▶ Stated problem: Using the data below, copy every line that contains the word "text".
──────── Raw records
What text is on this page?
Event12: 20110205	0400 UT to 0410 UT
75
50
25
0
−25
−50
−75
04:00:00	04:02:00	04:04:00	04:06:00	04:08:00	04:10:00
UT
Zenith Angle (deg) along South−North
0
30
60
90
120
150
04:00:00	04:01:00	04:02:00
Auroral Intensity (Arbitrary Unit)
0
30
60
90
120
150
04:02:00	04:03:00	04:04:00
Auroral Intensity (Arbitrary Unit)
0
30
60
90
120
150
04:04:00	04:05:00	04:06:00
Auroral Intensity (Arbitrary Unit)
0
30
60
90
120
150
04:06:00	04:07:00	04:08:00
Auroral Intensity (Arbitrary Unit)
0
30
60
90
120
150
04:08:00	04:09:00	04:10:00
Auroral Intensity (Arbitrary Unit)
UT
────────────────
──────── Raw records
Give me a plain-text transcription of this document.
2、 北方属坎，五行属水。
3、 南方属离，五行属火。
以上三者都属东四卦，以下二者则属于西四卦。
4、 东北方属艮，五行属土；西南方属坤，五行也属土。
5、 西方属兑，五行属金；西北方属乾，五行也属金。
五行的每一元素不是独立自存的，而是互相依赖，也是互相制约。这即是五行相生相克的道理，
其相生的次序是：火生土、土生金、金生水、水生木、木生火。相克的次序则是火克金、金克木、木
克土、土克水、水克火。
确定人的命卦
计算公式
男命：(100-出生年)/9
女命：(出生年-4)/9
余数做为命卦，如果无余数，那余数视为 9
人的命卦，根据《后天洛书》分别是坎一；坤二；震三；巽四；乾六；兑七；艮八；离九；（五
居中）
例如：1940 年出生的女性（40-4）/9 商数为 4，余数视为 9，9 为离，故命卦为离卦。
────────────────
▶ Result of this exercise:
What text is on this page?
Give me a plain-text transcription of this document.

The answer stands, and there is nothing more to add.